### WHAT YOU HAVE TO DO
Go through the entries one line at a time, and gather every line that has the word "adopting".

· · · · · · ·

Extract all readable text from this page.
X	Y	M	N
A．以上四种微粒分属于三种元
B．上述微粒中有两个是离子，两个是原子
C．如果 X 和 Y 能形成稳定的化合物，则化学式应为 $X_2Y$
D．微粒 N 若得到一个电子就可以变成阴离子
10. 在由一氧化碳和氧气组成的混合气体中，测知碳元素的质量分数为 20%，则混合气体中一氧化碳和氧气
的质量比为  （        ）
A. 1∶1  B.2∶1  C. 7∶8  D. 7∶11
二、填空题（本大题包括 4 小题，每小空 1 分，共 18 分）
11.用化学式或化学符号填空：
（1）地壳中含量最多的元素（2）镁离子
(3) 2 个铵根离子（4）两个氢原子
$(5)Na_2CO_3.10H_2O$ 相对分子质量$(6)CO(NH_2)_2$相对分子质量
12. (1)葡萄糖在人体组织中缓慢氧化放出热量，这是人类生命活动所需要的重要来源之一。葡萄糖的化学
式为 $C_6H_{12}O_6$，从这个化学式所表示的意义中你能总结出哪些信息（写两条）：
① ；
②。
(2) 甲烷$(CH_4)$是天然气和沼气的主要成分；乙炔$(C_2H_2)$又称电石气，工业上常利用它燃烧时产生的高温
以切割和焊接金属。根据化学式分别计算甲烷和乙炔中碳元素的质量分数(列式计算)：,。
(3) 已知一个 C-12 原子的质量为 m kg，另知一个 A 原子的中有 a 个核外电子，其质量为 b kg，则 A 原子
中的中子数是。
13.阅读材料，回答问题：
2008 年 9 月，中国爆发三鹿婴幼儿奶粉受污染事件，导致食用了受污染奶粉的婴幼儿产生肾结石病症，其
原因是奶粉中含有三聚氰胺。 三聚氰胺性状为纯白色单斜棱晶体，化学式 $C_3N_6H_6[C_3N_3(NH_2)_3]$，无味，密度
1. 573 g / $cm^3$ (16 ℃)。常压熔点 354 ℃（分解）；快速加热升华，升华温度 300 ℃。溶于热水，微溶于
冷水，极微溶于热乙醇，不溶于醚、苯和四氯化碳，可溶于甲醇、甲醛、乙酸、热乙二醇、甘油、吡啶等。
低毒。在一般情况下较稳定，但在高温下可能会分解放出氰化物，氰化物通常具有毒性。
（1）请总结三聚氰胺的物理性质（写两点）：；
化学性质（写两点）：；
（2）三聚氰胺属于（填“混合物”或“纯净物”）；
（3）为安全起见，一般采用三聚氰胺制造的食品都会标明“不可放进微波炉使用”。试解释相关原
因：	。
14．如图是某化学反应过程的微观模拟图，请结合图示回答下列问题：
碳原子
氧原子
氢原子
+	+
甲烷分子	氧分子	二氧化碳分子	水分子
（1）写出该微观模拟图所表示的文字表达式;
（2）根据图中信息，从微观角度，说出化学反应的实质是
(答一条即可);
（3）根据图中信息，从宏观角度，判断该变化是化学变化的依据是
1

· · · · · · ·

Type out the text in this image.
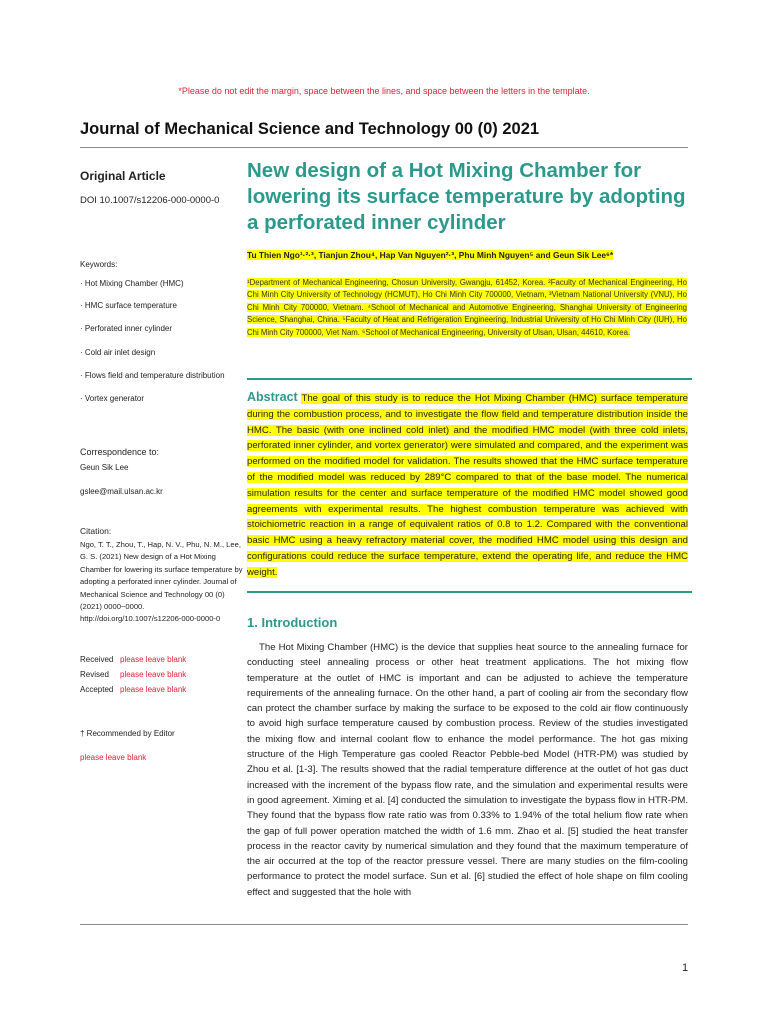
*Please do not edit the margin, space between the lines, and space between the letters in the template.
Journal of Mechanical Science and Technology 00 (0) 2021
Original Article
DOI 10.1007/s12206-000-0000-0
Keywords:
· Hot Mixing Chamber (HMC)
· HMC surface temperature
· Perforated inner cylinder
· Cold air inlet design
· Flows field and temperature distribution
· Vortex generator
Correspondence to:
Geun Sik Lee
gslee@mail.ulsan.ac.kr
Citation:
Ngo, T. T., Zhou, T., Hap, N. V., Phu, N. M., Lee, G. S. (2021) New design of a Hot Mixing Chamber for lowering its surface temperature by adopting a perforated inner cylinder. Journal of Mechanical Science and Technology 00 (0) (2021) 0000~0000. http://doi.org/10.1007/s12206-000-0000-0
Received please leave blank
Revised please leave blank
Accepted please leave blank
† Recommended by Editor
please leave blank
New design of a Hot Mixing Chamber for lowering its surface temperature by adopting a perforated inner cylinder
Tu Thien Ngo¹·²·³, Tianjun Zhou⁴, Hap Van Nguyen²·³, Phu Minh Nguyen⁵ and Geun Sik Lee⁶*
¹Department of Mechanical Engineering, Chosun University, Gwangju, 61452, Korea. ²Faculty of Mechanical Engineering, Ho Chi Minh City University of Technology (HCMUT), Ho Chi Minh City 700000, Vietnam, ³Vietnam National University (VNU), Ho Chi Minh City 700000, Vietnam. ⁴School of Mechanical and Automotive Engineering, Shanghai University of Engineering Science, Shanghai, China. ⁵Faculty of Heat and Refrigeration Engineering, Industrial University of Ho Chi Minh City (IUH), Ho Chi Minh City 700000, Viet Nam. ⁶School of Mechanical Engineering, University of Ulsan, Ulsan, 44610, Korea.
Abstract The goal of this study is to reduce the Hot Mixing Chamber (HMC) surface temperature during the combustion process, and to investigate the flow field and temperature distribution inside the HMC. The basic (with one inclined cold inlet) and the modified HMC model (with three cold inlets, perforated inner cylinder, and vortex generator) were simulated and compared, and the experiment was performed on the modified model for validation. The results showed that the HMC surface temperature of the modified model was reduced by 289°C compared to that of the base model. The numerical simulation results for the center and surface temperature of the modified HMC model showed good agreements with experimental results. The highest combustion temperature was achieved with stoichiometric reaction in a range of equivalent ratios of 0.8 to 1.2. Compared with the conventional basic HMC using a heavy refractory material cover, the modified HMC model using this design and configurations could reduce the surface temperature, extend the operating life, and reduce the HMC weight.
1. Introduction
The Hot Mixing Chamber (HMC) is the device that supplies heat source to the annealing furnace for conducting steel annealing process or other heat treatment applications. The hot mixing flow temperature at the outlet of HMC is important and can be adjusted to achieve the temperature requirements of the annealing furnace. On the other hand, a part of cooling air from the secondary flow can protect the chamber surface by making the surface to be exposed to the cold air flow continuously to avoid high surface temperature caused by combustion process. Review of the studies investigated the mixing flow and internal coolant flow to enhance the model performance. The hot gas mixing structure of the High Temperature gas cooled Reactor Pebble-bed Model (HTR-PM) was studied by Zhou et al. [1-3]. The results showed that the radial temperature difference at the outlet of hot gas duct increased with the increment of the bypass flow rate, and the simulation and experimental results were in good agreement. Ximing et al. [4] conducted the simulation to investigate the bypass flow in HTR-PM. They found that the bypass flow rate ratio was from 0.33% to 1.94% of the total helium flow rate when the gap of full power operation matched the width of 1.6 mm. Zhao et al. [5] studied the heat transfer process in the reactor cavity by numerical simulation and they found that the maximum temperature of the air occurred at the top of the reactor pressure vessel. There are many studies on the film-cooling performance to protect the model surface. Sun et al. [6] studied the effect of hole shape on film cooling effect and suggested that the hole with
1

· · · · · · ·

### ANSWER FOR THIS EXERCISE
Ngo, T. T., Zhou, T., Hap, N. V., Phu, N. M., Lee, G. S. (2021) New design of a Hot Mixing Chamber for lowering its surface temperature by adopting a perforated inner cylinder. Journal of Mechanical Science and Technology 00 (0) (2021) 0000~0000. http://doi.org/10.1007/s12206-000-0000-0
New design of a Hot Mixing Chamber for lowering its surface temperature by adopting a perforated inner cylinder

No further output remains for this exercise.